══ Material for this exercise ══
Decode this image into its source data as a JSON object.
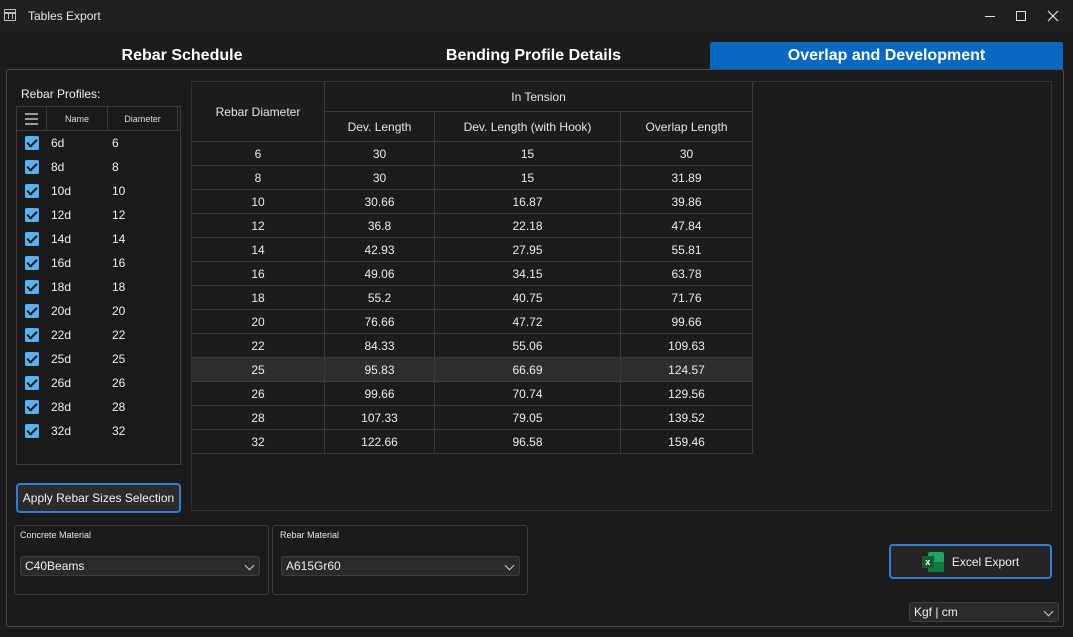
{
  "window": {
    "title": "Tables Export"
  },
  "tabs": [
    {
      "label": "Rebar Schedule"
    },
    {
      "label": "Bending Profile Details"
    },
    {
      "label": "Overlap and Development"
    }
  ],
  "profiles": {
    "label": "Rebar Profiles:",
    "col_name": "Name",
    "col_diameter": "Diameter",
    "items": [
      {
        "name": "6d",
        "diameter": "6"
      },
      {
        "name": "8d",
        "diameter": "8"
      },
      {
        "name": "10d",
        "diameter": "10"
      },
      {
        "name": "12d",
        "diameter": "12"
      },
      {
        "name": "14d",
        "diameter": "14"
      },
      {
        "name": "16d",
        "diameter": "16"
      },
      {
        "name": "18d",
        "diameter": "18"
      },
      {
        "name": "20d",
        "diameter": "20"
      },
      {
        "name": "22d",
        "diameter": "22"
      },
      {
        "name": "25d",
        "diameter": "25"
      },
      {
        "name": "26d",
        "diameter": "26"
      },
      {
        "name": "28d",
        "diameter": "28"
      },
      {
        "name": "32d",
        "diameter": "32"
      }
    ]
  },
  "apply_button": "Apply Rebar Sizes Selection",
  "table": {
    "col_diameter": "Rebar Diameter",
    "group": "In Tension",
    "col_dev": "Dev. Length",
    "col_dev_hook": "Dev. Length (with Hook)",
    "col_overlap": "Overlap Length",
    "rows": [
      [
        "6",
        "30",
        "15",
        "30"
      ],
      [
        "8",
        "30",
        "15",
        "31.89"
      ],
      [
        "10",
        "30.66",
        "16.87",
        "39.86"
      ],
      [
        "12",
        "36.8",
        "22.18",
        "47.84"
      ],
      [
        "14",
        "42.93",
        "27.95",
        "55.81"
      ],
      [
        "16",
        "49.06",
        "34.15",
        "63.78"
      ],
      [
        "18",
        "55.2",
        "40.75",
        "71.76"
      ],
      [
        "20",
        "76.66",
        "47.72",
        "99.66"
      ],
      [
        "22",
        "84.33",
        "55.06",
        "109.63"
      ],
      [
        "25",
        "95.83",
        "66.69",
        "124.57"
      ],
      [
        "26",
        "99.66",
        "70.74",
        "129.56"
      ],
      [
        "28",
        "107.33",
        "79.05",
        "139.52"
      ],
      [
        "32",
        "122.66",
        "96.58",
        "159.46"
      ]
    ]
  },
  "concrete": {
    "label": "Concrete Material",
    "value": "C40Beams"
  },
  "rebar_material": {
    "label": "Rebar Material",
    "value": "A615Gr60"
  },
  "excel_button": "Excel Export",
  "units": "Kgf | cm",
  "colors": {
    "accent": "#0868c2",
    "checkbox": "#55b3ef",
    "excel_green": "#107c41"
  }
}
═══
══ Material for this exercise ══
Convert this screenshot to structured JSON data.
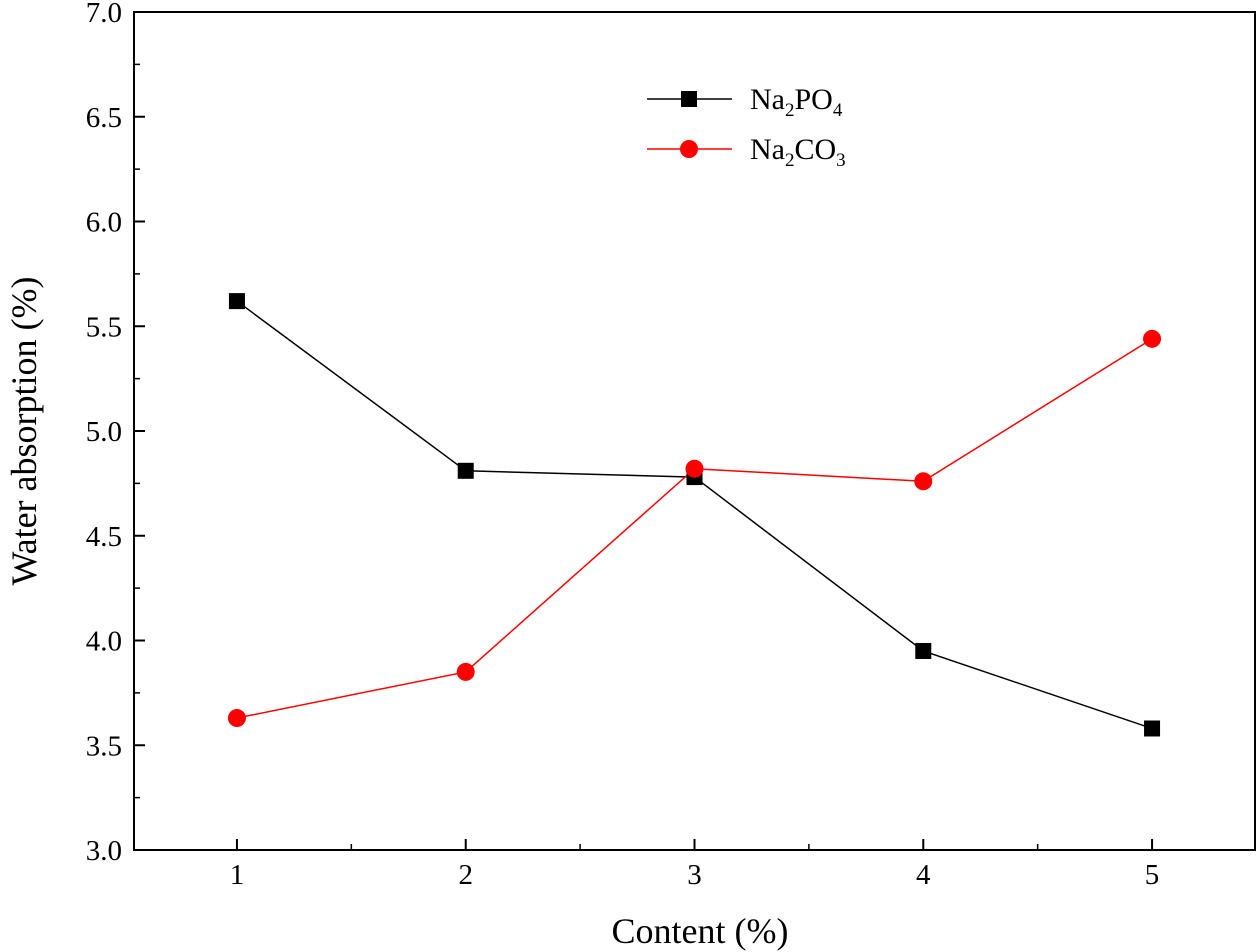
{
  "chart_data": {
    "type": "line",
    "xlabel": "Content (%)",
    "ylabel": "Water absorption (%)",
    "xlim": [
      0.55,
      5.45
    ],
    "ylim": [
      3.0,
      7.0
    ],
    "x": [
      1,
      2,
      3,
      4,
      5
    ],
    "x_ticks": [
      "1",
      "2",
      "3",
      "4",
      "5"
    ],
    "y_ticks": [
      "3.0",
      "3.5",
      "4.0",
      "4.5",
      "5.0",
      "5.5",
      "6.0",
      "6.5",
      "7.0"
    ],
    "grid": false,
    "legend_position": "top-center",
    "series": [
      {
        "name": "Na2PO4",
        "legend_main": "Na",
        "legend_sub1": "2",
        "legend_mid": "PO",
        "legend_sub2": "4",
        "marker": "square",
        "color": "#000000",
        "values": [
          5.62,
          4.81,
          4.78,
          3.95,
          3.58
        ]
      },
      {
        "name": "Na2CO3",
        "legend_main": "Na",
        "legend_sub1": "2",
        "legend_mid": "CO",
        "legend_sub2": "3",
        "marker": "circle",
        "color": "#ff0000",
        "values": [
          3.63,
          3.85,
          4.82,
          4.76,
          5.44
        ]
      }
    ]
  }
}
═══
→ **Problem description**: Lines containing "JSON" are to be counted. State the total and add nothing.

→ **Result below**: 2